─── SOURCE DATA ───

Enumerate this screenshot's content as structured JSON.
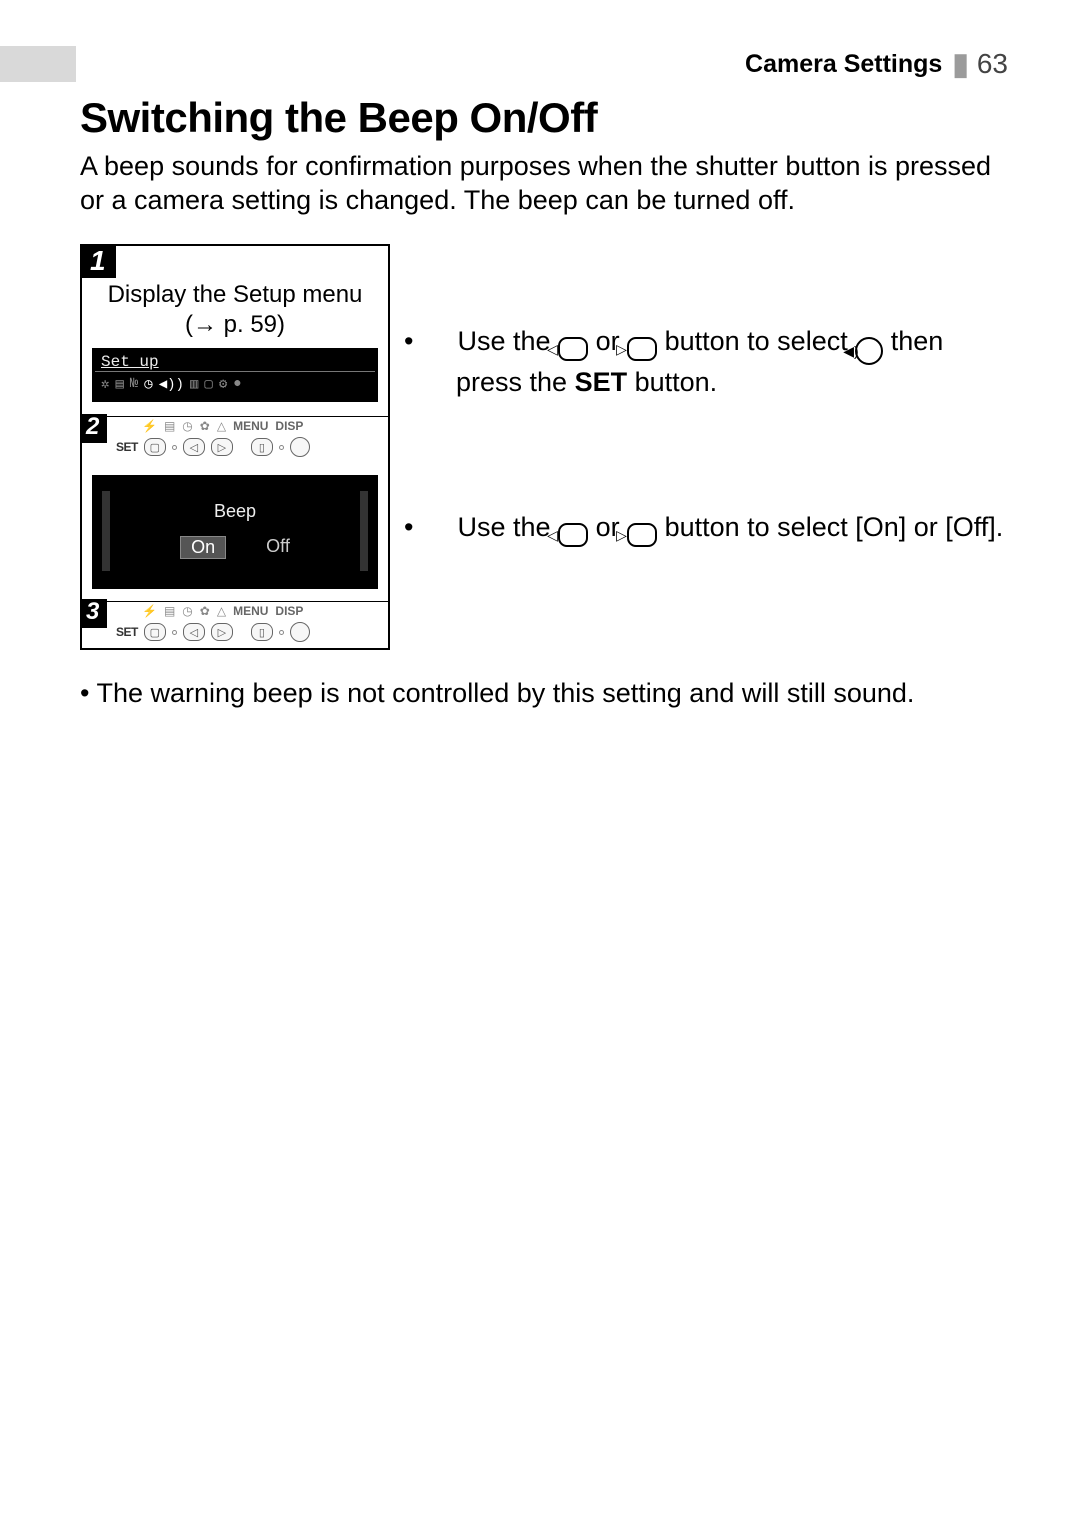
{
  "header": {
    "section": "Camera Settings",
    "page": "63"
  },
  "title": "Switching the Beep On/Off",
  "intro": "A beep sounds for confirmation purposes when the shutter button is pressed or a camera setting is changed. The beep can be turned off.",
  "steps": {
    "s1": {
      "num": "1",
      "caption_l1": "Display the Setup menu",
      "caption_ref": "p. 59",
      "lcd_label": "Set up"
    },
    "s2": {
      "num": "2",
      "set": "SET",
      "menu": "MENU",
      "disp": "DISP",
      "instr_pre": "Use the ",
      "instr_mid": " or ",
      "instr_post": " button to select ",
      "instr_tail": " then press the ",
      "instr_set": "SET",
      "instr_end": " button."
    },
    "beep": {
      "title": "Beep",
      "on": "On",
      "off": "Off"
    },
    "s3": {
      "num": "3",
      "set": "SET",
      "menu": "MENU",
      "disp": "DISP",
      "instr_pre": "Use the ",
      "instr_mid": " or ",
      "instr_post": " button to select [On] or [Off]."
    }
  },
  "note": "The warning beep is not controlled by this setting and will still sound."
}
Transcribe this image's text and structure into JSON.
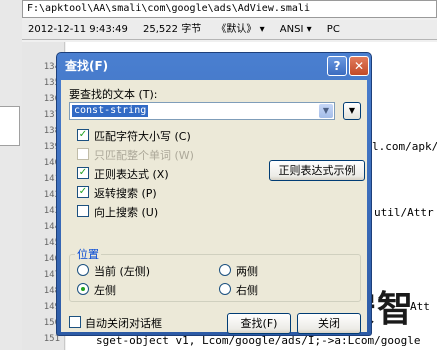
{
  "editor": {
    "path": "F:\\apktool\\AA\\smali\\com\\google\\ads\\AdView.smali",
    "info": {
      "datetime": "2012-12-11  9:43:49",
      "size": "25,522 字节",
      "encoding_default": "《默认》 ▾",
      "charset": "ANSI ▾",
      "line_ending": "PC"
    },
    "line_numbers": [
      "134",
      "135",
      "136",
      "137",
      "138",
      "139",
      "140",
      "141",
      "142",
      "143",
      "144",
      "145",
      "146",
      "147",
      "148",
      "149",
      "150",
      "151"
    ],
    "code_fragments": {
      "frag1": "l.com/apk/",
      "frag2": "util/Attr",
      "frag3": "Att",
      "frag4": "sget-object v1, Lcom/google/ads/I;->a:Lcom/google"
    }
  },
  "dialog": {
    "title": "查找(F)",
    "help_label": "?",
    "close_label": "✕",
    "find_label": "要查找的文本 (T):",
    "find_value": "const-string",
    "combo_arrow": "▼",
    "history_arrow": "▼",
    "options": [
      {
        "label": "匹配字符大小写 (C)",
        "checked": true,
        "enabled": true
      },
      {
        "label": "只匹配整个单词 (W)",
        "checked": false,
        "enabled": false
      },
      {
        "label": "正则表达式 (X)",
        "checked": true,
        "enabled": true
      },
      {
        "label": "返转搜索 (P)",
        "checked": true,
        "enabled": true
      },
      {
        "label": "向上搜索 (U)",
        "checked": false,
        "enabled": true
      }
    ],
    "regex_examples_button": "正则表达式示例",
    "position_title": "位置",
    "positions": [
      {
        "label": "当前 (左侧)",
        "selected": false
      },
      {
        "label": "两侧",
        "selected": false
      },
      {
        "label": "左侧",
        "selected": true
      },
      {
        "label": "右侧",
        "selected": false
      }
    ],
    "find_button": "查找(F)",
    "close_button": "关闭",
    "auto_close_label": "自动关闭对话框",
    "auto_close_checked": false
  },
  "watermark": {
    "text": "安智"
  }
}
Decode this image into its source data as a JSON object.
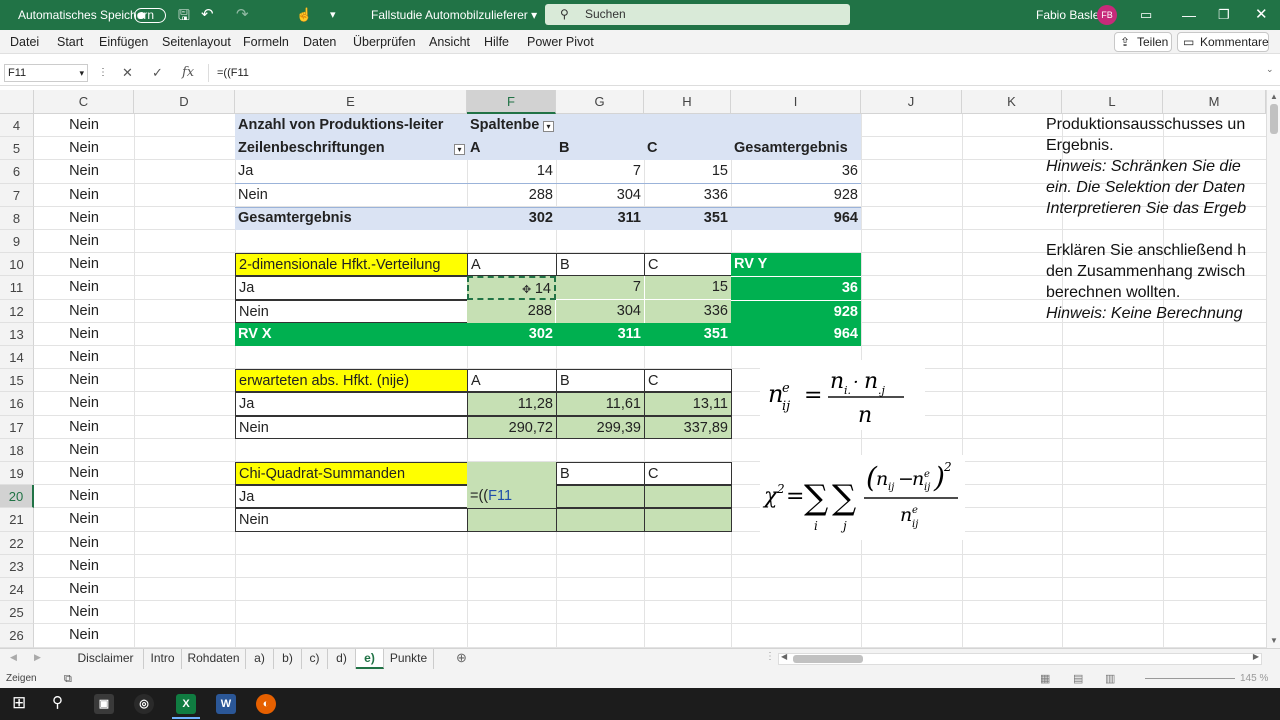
{
  "titlebar": {
    "autosave_label": "Automatisches Speichern",
    "file_title": "Fallstudie Automobilzulieferer",
    "search_placeholder": "Suchen",
    "user_name": "Fabio Basler",
    "user_initials": "FB"
  },
  "menu": {
    "items": [
      "Datei",
      "Start",
      "Einfügen",
      "Seitenlayout",
      "Formeln",
      "Daten",
      "Überprüfen",
      "Ansicht",
      "Hilfe",
      "Power Pivot"
    ],
    "share_label": "Teilen",
    "comments_label": "Kommentare"
  },
  "formula_bar": {
    "name_box": "F11",
    "formula": "=((F11"
  },
  "columns": [
    "C",
    "D",
    "E",
    "F",
    "G",
    "H",
    "I",
    "J",
    "K",
    "L",
    "M"
  ],
  "rows": [
    "4",
    "5",
    "6",
    "7",
    "8",
    "9",
    "10",
    "11",
    "12",
    "13",
    "14",
    "15",
    "16",
    "17",
    "18",
    "19",
    "20",
    "21",
    "22",
    "23",
    "24",
    "25",
    "26"
  ],
  "column_c": [
    "Nein",
    "Nein",
    "Nein",
    "Nein",
    "Nein",
    "Nein",
    "Nein",
    "Nein",
    "Nein",
    "Nein",
    "Nein",
    "Nein",
    "Nein",
    "Nein",
    "Nein",
    "Nein",
    "Nein",
    "Nein",
    "Nein",
    "Nein",
    "Nein",
    "Nein",
    "Nein"
  ],
  "pivot": {
    "title": "Anzahl von Produktions-leiter",
    "col_label": "Spaltenbe",
    "row_label": "Zeilenbeschriftungen",
    "headers": [
      "A",
      "B",
      "C",
      "Gesamtergebnis"
    ],
    "rows": [
      {
        "label": "Ja",
        "values": [
          "14",
          "7",
          "15",
          "36"
        ]
      },
      {
        "label": "Nein",
        "values": [
          "288",
          "304",
          "336",
          "928"
        ]
      }
    ],
    "total": {
      "label": "Gesamtergebnis",
      "values": [
        "302",
        "311",
        "351",
        "964"
      ]
    }
  },
  "table2d": {
    "title": "2-dimensionale Hfkt.-Verteilung",
    "headers": [
      "A",
      "B",
      "C",
      "RV Y"
    ],
    "rows": [
      {
        "label": "Ja",
        "values": [
          "14",
          "7",
          "15",
          "36"
        ]
      },
      {
        "label": "Nein",
        "values": [
          "288",
          "304",
          "336",
          "928"
        ]
      }
    ],
    "total": {
      "label": "RV X",
      "values": [
        "302",
        "311",
        "351",
        "964"
      ]
    }
  },
  "expected": {
    "title": "erwarteten abs. Hfkt. (nije)",
    "headers": [
      "A",
      "B",
      "C"
    ],
    "rows": [
      {
        "label": "Ja",
        "values": [
          "11,28",
          "11,61",
          "13,11"
        ]
      },
      {
        "label": "Nein",
        "values": [
          "290,72",
          "299,39",
          "337,89"
        ]
      }
    ]
  },
  "chi": {
    "title": "Chi-Quadrat-Summanden",
    "headers": [
      "",
      "B",
      "C"
    ],
    "rows": [
      {
        "label": "Ja",
        "values": [
          "=((F11",
          "",
          ""
        ]
      },
      {
        "label": "Nein",
        "values": [
          "",
          "",
          ""
        ]
      }
    ]
  },
  "right_text": [
    "Produktionsausschusses un",
    "Ergebnis.",
    "Hinweis: Schränken Sie die",
    "ein. Die Selektion der Daten",
    "Interpretieren Sie das Ergeb",
    "",
    "Erklären Sie anschließend h",
    "den Zusammenhang zwisch",
    "berechnen wollten.",
    "Hinweis: Keine Berechnung"
  ],
  "sheets": [
    "Disclaimer",
    "Intro",
    "Rohdaten",
    "a)",
    "b)",
    "c)",
    "d)",
    "e)",
    "Punkte"
  ],
  "active_sheet": "e)",
  "status": {
    "mode": "Zeigen",
    "zoom": "145 %"
  },
  "colors": {
    "excel_green": "#217346",
    "yellow": "#ffff00",
    "dark_green": "#00b050",
    "light_green": "#c6e0b4",
    "pivot_blue": "#dae3f3"
  }
}
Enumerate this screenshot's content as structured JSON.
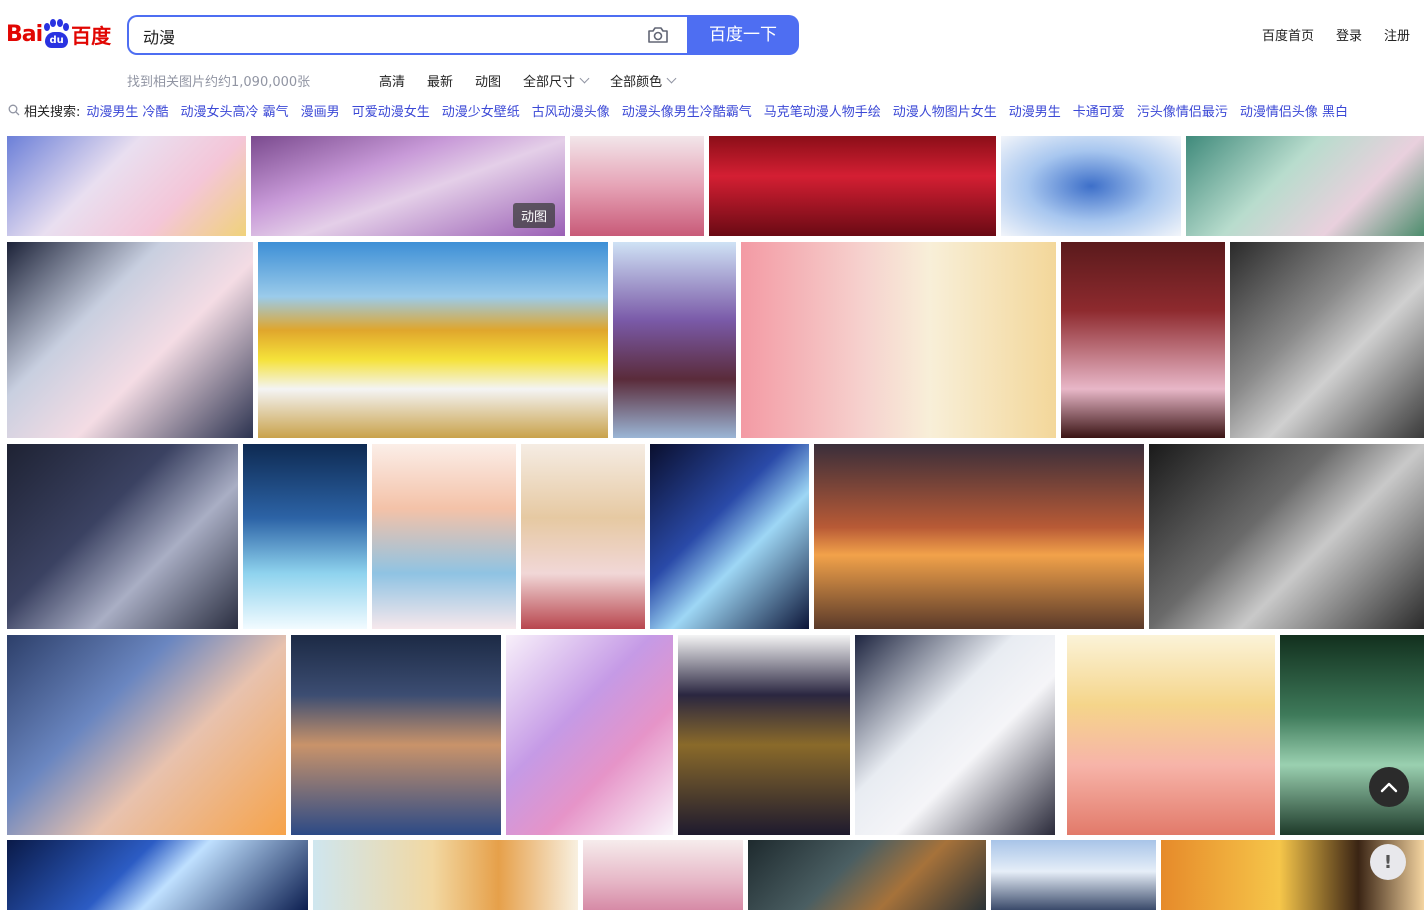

───

## YOUR TASK
Leave out the pictures and copy everything else in the records word for word.

## EXERCISE ANSWER
Enumerate this screenshot's content as structured JSON.
{
  "header": {
    "section": "Camera Settings",
    "page": "63"
  },
  "title": "Switching the Beep On/Off",
  "intro": "A beep sounds for confirmation purposes when the shutter button is pressed or a camera setting is changed. The beep can be turned off.",
  "steps": {
    "s1": {
      "num": "1",
      "caption_l1": "Display the Setup menu",
      "caption_ref": "p. 59",
      "lcd_label": "Set up"
    },
    "s2": {
      "num": "2",
      "set": "SET",
      "menu": "MENU",
      "disp": "DISP",
      "instr_pre": "Use the ",
      "instr_mid": " or ",
      "instr_post": " button to select ",
      "instr_tail": " then press the ",
      "instr_set": "SET",
      "instr_end": " button."
    },
    "beep": {
      "title": "Beep",
      "on": "On",
      "off": "Off"
    },
    "s3": {
      "num": "3",
      "set": "SET",
      "menu": "MENU",
      "disp": "DISP",
      "instr_pre": "Use the ",
      "instr_mid": " or ",
      "instr_post": " button to select [On] or [Off]."
    }
  },
  "note": "The warning beep is not controlled by this setting and will still sound."
}
Transcribe this image's text and structure into JSON.
{
  "editor": {
    "path": "F:\\apktool\\AA\\smali\\com\\google\\ads\\AdView.smali",
    "info": {
      "datetime": "2012-12-11  9:43:49",
      "size": "25,522 字节",
      "encoding_default": "《默认》 ▾",
      "charset": "ANSI ▾",
      "line_ending": "PC"
    },
    "line_numbers": [
      "134",
      "135",
      "136",
      "137",
      "138",
      "139",
      "140",
      "141",
      "142",
      "143",
      "144",
      "145",
      "146",
      "147",
      "148",
      "149",
      "150",
      "151"
    ],
    "code_fragments": {
      "frag1": "l.com/apk/",
      "frag2": "util/Attr",
      "frag3": "Att",
      "frag4": "sget-object v1, Lcom/google/ads/I;->a:Lcom/google"
    }
  },
  "dialog": {
    "title": "查找(F)",
    "help_label": "?",
    "close_label": "✕",
    "find_label": "要查找的文本 (T):",
    "find_value": "const-string",
    "combo_arrow": "▼",
    "history_arrow": "▼",
    "options": [
      {
        "label": "匹配字符大小写 (C)",
        "checked": true,
        "enabled": true
      },
      {
        "label": "只匹配整个单词 (W)",
        "checked": false,
        "enabled": false
      },
      {
        "label": "正则表达式 (X)",
        "checked": true,
        "enabled": true
      },
      {
        "label": "返转搜索 (P)",
        "checked": true,
        "enabled": true
      },
      {
        "label": "向上搜索 (U)",
        "checked": false,
        "enabled": true
      }
    ],
    "regex_examples_button": "正则表达式示例",
    "position_title": "位置",
    "positions": [
      {
        "label": "当前 (左侧)",
        "selected": false
      },
      {
        "label": "两侧",
        "selected": false
      },
      {
        "label": "左侧",
        "selected": true
      },
      {
        "label": "右侧",
        "selected": false
      }
    ],
    "find_button": "查找(F)",
    "close_button": "关闭",
    "auto_close_label": "自动关闭对话框",
    "auto_close_checked": false
  },
  "watermark": {
    "text": "安智"
  }
}
Decode this image into its source data as a JSON object.
{
  "titlebar": {
    "autosave_label": "Automatisches Speichern",
    "file_title": "Fallstudie Automobilzulieferer",
    "search_placeholder": "Suchen",
    "user_name": "Fabio Basler",
    "user_initials": "FB"
  },
  "menu": {
    "items": [
      "Datei",
      "Start",
      "Einfügen",
      "Seitenlayout",
      "Formeln",
      "Daten",
      "Überprüfen",
      "Ansicht",
      "Hilfe",
      "Power Pivot"
    ],
    "share_label": "Teilen",
    "comments_label": "Kommentare"
  },
  "formula_bar": {
    "name_box": "F11",
    "formula": "=((F11"
  },
  "columns": [
    "C",
    "D",
    "E",
    "F",
    "G",
    "H",
    "I",
    "J",
    "K",
    "L",
    "M"
  ],
  "rows": [
    "4",
    "5",
    "6",
    "7",
    "8",
    "9",
    "10",
    "11",
    "12",
    "13",
    "14",
    "15",
    "16",
    "17",
    "18",
    "19",
    "20",
    "21",
    "22",
    "23",
    "24",
    "25",
    "26"
  ],
  "column_c": [
    "Nein",
    "Nein",
    "Nein",
    "Nein",
    "Nein",
    "Nein",
    "Nein",
    "Nein",
    "Nein",
    "Nein",
    "Nein",
    "Nein",
    "Nein",
    "Nein",
    "Nein",
    "Nein",
    "Nein",
    "Nein",
    "Nein",
    "Nein",
    "Nein",
    "Nein",
    "Nein"
  ],
  "pivot": {
    "title": "Anzahl von Produktions-leiter",
    "col_label": "Spaltenbe",
    "row_label": "Zeilenbeschriftungen",
    "headers": [
      "A",
      "B",
      "C",
      "Gesamtergebnis"
    ],
    "rows": [
      {
        "label": "Ja",
        "values": [
          "14",
          "7",
          "15",
          "36"
        ]
      },
      {
        "label": "Nein",
        "values": [
          "288",
          "304",
          "336",
          "928"
        ]
      }
    ],
    "total": {
      "label": "Gesamtergebnis",
      "values": [
        "302",
        "311",
        "351",
        "964"
      ]
    }
  },
  "table2d": {
    "title": "2-dimensionale Hfkt.-Verteilung",
    "headers": [
      "A",
      "B",
      "C",
      "RV Y"
    ],
    "rows": [
      {
        "label": "Ja",
        "values": [
          "14",
          "7",
          "15",
          "36"
        ]
      },
      {
        "label": "Nein",
        "values": [
          "288",
          "304",
          "336",
          "928"
        ]
      }
    ],
    "total": {
      "label": "RV X",
      "values": [
        "302",
        "311",
        "351",
        "964"
      ]
    }
  },
  "expected": {
    "title": "erwarteten abs. Hfkt. (nije)",
    "headers": [
      "A",
      "B",
      "C"
    ],
    "rows": [
      {
        "label": "Ja",
        "values": [
          "11,28",
          "11,61",
          "13,11"
        ]
      },
      {
        "label": "Nein",
        "values": [
          "290,72",
          "299,39",
          "337,89"
        ]
      }
    ]
  },
  "chi": {
    "title": "Chi-Quadrat-Summanden",
    "headers": [
      "",
      "B",
      "C"
    ],
    "rows": [
      {
        "label": "Ja",
        "values": [
          "=((F11",
          "",
          ""
        ]
      },
      {
        "label": "Nein",
        "values": [
          "",
          "",
          ""
        ]
      }
    ]
  },
  "right_text": [
    "Produktionsausschusses un",
    "Ergebnis.",
    "Hinweis: Schränken Sie die",
    "ein. Die Selektion der Daten",
    "Interpretieren Sie das Ergeb",
    "",
    "Erklären Sie anschließend h",
    "den Zusammenhang zwisch",
    "berechnen wollten.",
    "Hinweis: Keine Berechnung"
  ],
  "sheets": [
    "Disclaimer",
    "Intro",
    "Rohdaten",
    "a)",
    "b)",
    "c)",
    "d)",
    "e)",
    "Punkte"
  ],
  "active_sheet": "e)",
  "status": {
    "mode": "Zeigen",
    "zoom": "145 %"
  },
  "colors": {
    "excel_green": "#217346",
    "yellow": "#ffff00",
    "dark_green": "#00b050",
    "light_green": "#c6e0b4",
    "pivot_blue": "#dae3f3"
  }
}
Enumerate this screenshot's content as structured JSON.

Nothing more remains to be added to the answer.